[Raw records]
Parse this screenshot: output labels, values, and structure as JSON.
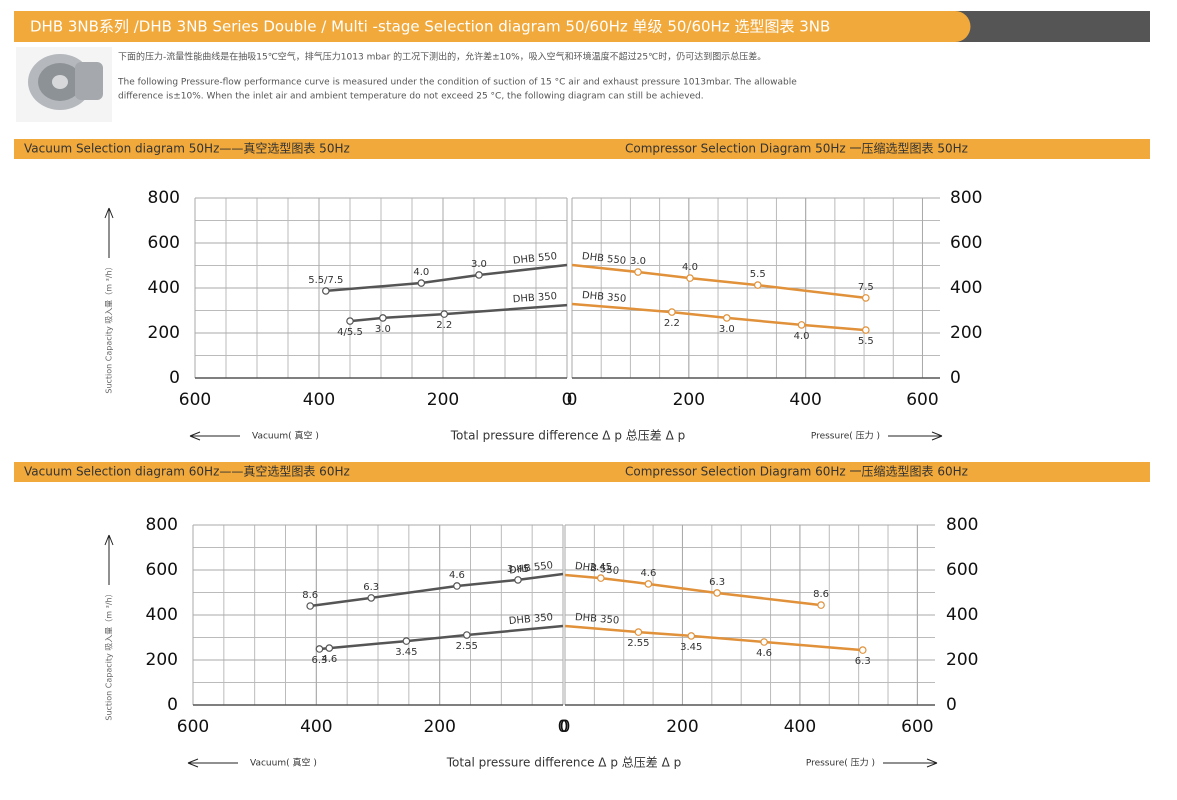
{
  "header": {
    "title": "DHB 3NB系列 /DHB 3NB Series Double / Multi -stage Selection diagram 50/60Hz 单级  50/60Hz 选型图表 3NB"
  },
  "description": {
    "cn": "下面的压力-流量性能曲线是在抽吸15℃空气，排气压力1013 mbar 的工况下测出的，允许差±10%，吸入空气和环境温度不超过25℃时，仍可达到图示总压差。",
    "en": [
      "The following Pressure-flow performance curve is measured under the condition of suction of 15 °C air and exhaust pressure 1013mbar. The allowable",
      "difference is±10%. When the inlet air and ambient temperature do not exceed 25 °C, the following diagram can still be achieved."
    ]
  },
  "sections": [
    {
      "center_label": "Total pressure difference    Δ p 总压差 Δ p"
    },
    {
      "center_label": "Total pressure difference    Δ p 总压差 Δ p"
    }
  ],
  "chart_data": [
    {
      "type": "line",
      "title": "Vacuum Selection diagram 50Hz——真空选型图表 50Hz",
      "ylabel": "Suction Capacity 吸入量（m ³/h）",
      "xlabel": "Vacuum( 真空 )",
      "yaxis_side": "left",
      "xlim": [
        600,
        0
      ],
      "ylim": [
        0,
        800
      ],
      "xticks": [
        600,
        400,
        200,
        0
      ],
      "yticks": [
        0,
        200,
        400,
        600,
        800
      ],
      "grid": true,
      "series": [
        {
          "name": "DHB 550",
          "color": "#555555",
          "x": [
            389,
            235,
            142,
            0
          ],
          "values": [
            387,
            422,
            458,
            502
          ],
          "point_labels": [
            "5.5/7.5",
            "4.0",
            "3.0",
            null
          ]
        },
        {
          "name": "DHB 350",
          "color": "#555555",
          "x": [
            350,
            297,
            198,
            0
          ],
          "values": [
            253,
            267,
            284,
            324
          ],
          "point_labels": [
            "4/5.5",
            "3.0",
            "2.2",
            null
          ]
        }
      ]
    },
    {
      "type": "line",
      "title": "Compressor Selection Diagram 50Hz 一压缩选型图表 50Hz",
      "xlabel": "Pressure( 压力 )",
      "yaxis_side": "right",
      "xlim": [
        0,
        630
      ],
      "ylim": [
        0,
        800
      ],
      "xticks": [
        0,
        200,
        400,
        600
      ],
      "yticks": [
        0,
        200,
        400,
        600,
        800
      ],
      "grid": true,
      "series": [
        {
          "name": "DHB 550",
          "color": "#e0913a",
          "x": [
            0,
            113,
            202,
            318,
            503
          ],
          "values": [
            502,
            471,
            444,
            413,
            356
          ],
          "point_labels": [
            null,
            "3.0",
            "4.0",
            "5.5",
            "7.5"
          ]
        },
        {
          "name": "DHB 350",
          "color": "#e0913a",
          "x": [
            0,
            171,
            265,
            393,
            503
          ],
          "values": [
            329,
            293,
            267,
            236,
            213
          ],
          "point_labels": [
            null,
            "2.2",
            "3.0",
            "4.0",
            "5.5"
          ]
        }
      ]
    },
    {
      "type": "line",
      "title": "Vacuum Selection diagram 60Hz——真空选型图表 60Hz",
      "ylabel": "Suction Capacity 吸入量（m ³/h）",
      "xlabel": "Vacuum( 真空 )",
      "yaxis_side": "left",
      "xlim": [
        600,
        0
      ],
      "ylim": [
        0,
        800
      ],
      "xticks": [
        600,
        400,
        200,
        0
      ],
      "yticks": [
        0,
        200,
        400,
        600,
        800
      ],
      "grid": true,
      "series": [
        {
          "name": "DHB 550",
          "color": "#555555",
          "x": [
            410,
            311,
            172,
            73,
            0
          ],
          "values": [
            440,
            476,
            529,
            556,
            582
          ],
          "point_labels": [
            "8.6",
            "6.3",
            "4.6",
            "3.45",
            null
          ]
        },
        {
          "name": "DHB 350",
          "color": "#555555",
          "x": [
            395,
            379,
            254,
            156,
            0
          ],
          "values": [
            249,
            253,
            284,
            311,
            351
          ],
          "point_labels": [
            "6.3",
            "4.6",
            "3.45",
            "2.55",
            null
          ]
        }
      ]
    },
    {
      "type": "line",
      "title": "Compressor Selection Diagram 60Hz 一压缩选型图表 60Hz",
      "xlabel": "Pressure( 压力 )",
      "yaxis_side": "right",
      "xlim": [
        0,
        630
      ],
      "ylim": [
        0,
        800
      ],
      "xticks": [
        0,
        200,
        400,
        600
      ],
      "yticks": [
        0,
        200,
        400,
        600,
        800
      ],
      "grid": true,
      "series": [
        {
          "name": "DHB 550",
          "color": "#e0913a",
          "x": [
            0,
            61,
            142,
            259,
            436
          ],
          "values": [
            578,
            564,
            538,
            498,
            444
          ],
          "point_labels": [
            null,
            "3.45",
            "4.6",
            "6.3",
            "8.6"
          ]
        },
        {
          "name": "DHB 350",
          "color": "#e0913a",
          "x": [
            0,
            125,
            215,
            339,
            507
          ],
          "values": [
            351,
            324,
            307,
            280,
            244
          ],
          "point_labels": [
            null,
            "2.55",
            "3.45",
            "4.6",
            "6.3"
          ]
        }
      ]
    }
  ]
}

*Task brief*: Do not include images; quote all of the entries above exactly.

*Solution*:
Parse this screenshot: output labels, values, and structure as JSON.
{
  "header": {
    "title": "DHB 3NB系列 /DHB 3NB Series Double / Multi -stage Selection diagram 50/60Hz 单级  50/60Hz 选型图表 3NB"
  },
  "description": {
    "cn": "下面的压力-流量性能曲线是在抽吸15℃空气，排气压力1013 mbar 的工况下测出的，允许差±10%，吸入空气和环境温度不超过25℃时，仍可达到图示总压差。",
    "en": [
      "The following Pressure-flow performance curve is measured under the condition of suction of 15 °C air and exhaust pressure 1013mbar. The allowable",
      "difference is±10%. When the inlet air and ambient temperature do not exceed 25 °C, the following diagram can still be achieved."
    ]
  },
  "sections": [
    {
      "center_label": "Total pressure difference    Δ p 总压差 Δ p"
    },
    {
      "center_label": "Total pressure difference    Δ p 总压差 Δ p"
    }
  ],
  "chart_data": [
    {
      "type": "line",
      "title": "Vacuum Selection diagram 50Hz——真空选型图表 50Hz",
      "ylabel": "Suction Capacity 吸入量（m ³/h）",
      "xlabel": "Vacuum( 真空 )",
      "yaxis_side": "left",
      "xlim": [
        600,
        0
      ],
      "ylim": [
        0,
        800
      ],
      "xticks": [
        600,
        400,
        200,
        0
      ],
      "yticks": [
        0,
        200,
        400,
        600,
        800
      ],
      "grid": true,
      "series": [
        {
          "name": "DHB 550",
          "color": "#555555",
          "x": [
            389,
            235,
            142,
            0
          ],
          "values": [
            387,
            422,
            458,
            502
          ],
          "point_labels": [
            "5.5/7.5",
            "4.0",
            "3.0",
            null
          ]
        },
        {
          "name": "DHB 350",
          "color": "#555555",
          "x": [
            350,
            297,
            198,
            0
          ],
          "values": [
            253,
            267,
            284,
            324
          ],
          "point_labels": [
            "4/5.5",
            "3.0",
            "2.2",
            null
          ]
        }
      ]
    },
    {
      "type": "line",
      "title": "Compressor Selection Diagram 50Hz 一压缩选型图表 50Hz",
      "xlabel": "Pressure( 压力 )",
      "yaxis_side": "right",
      "xlim": [
        0,
        630
      ],
      "ylim": [
        0,
        800
      ],
      "xticks": [
        0,
        200,
        400,
        600
      ],
      "yticks": [
        0,
        200,
        400,
        600,
        800
      ],
      "grid": true,
      "series": [
        {
          "name": "DHB 550",
          "color": "#e0913a",
          "x": [
            0,
            113,
            202,
            318,
            503
          ],
          "values": [
            502,
            471,
            444,
            413,
            356
          ],
          "point_labels": [
            null,
            "3.0",
            "4.0",
            "5.5",
            "7.5"
          ]
        },
        {
          "name": "DHB 350",
          "color": "#e0913a",
          "x": [
            0,
            171,
            265,
            393,
            503
          ],
          "values": [
            329,
            293,
            267,
            236,
            213
          ],
          "point_labels": [
            null,
            "2.2",
            "3.0",
            "4.0",
            "5.5"
          ]
        }
      ]
    },
    {
      "type": "line",
      "title": "Vacuum Selection diagram 60Hz——真空选型图表 60Hz",
      "ylabel": "Suction Capacity 吸入量（m ³/h）",
      "xlabel": "Vacuum( 真空 )",
      "yaxis_side": "left",
      "xlim": [
        600,
        0
      ],
      "ylim": [
        0,
        800
      ],
      "xticks": [
        600,
        400,
        200,
        0
      ],
      "yticks": [
        0,
        200,
        400,
        600,
        800
      ],
      "grid": true,
      "series": [
        {
          "name": "DHB 550",
          "color": "#555555",
          "x": [
            410,
            311,
            172,
            73,
            0
          ],
          "values": [
            440,
            476,
            529,
            556,
            582
          ],
          "point_labels": [
            "8.6",
            "6.3",
            "4.6",
            "3.45",
            null
          ]
        },
        {
          "name": "DHB 350",
          "color": "#555555",
          "x": [
            395,
            379,
            254,
            156,
            0
          ],
          "values": [
            249,
            253,
            284,
            311,
            351
          ],
          "point_labels": [
            "6.3",
            "4.6",
            "3.45",
            "2.55",
            null
          ]
        }
      ]
    },
    {
      "type": "line",
      "title": "Compressor Selection Diagram 60Hz 一压缩选型图表 60Hz",
      "xlabel": "Pressure( 压力 )",
      "yaxis_side": "right",
      "xlim": [
        0,
        630
      ],
      "ylim": [
        0,
        800
      ],
      "xticks": [
        0,
        200,
        400,
        600
      ],
      "yticks": [
        0,
        200,
        400,
        600,
        800
      ],
      "grid": true,
      "series": [
        {
          "name": "DHB 550",
          "color": "#e0913a",
          "x": [
            0,
            61,
            142,
            259,
            436
          ],
          "values": [
            578,
            564,
            538,
            498,
            444
          ],
          "point_labels": [
            null,
            "3.45",
            "4.6",
            "6.3",
            "8.6"
          ]
        },
        {
          "name": "DHB 350",
          "color": "#e0913a",
          "x": [
            0,
            125,
            215,
            339,
            507
          ],
          "values": [
            351,
            324,
            307,
            280,
            244
          ],
          "point_labels": [
            null,
            "2.55",
            "3.45",
            "4.6",
            "6.3"
          ]
        }
      ]
    }
  ]
}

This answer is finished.